[Data for this exercise]
"""

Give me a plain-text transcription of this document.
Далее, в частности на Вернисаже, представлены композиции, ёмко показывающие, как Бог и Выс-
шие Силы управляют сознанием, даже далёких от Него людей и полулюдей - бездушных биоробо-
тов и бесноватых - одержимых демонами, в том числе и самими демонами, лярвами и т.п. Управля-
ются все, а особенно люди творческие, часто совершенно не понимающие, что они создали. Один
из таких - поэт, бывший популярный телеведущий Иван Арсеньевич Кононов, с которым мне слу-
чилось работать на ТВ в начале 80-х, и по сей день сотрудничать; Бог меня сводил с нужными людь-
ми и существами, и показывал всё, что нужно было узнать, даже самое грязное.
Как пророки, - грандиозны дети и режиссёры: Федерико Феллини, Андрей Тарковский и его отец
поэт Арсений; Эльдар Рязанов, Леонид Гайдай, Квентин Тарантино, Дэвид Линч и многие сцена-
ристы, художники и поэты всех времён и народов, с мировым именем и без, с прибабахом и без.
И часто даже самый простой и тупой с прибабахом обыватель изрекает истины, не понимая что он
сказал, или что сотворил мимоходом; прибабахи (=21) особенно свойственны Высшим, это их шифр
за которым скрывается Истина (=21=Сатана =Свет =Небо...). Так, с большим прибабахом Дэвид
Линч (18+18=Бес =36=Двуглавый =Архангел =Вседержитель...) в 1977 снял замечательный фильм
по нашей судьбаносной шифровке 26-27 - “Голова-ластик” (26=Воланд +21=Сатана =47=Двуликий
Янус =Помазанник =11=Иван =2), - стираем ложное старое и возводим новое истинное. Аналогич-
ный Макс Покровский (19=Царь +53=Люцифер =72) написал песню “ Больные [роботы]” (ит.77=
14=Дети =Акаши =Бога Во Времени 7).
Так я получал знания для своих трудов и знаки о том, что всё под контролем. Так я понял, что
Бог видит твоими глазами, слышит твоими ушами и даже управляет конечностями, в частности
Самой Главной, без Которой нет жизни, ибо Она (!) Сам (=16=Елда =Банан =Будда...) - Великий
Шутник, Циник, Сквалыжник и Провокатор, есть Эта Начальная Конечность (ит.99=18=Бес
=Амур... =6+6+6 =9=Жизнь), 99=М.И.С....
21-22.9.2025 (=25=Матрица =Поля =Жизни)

"""

[Instruction] How many of the lines above hold the word "которым"? Give only that number.

[The solution] 2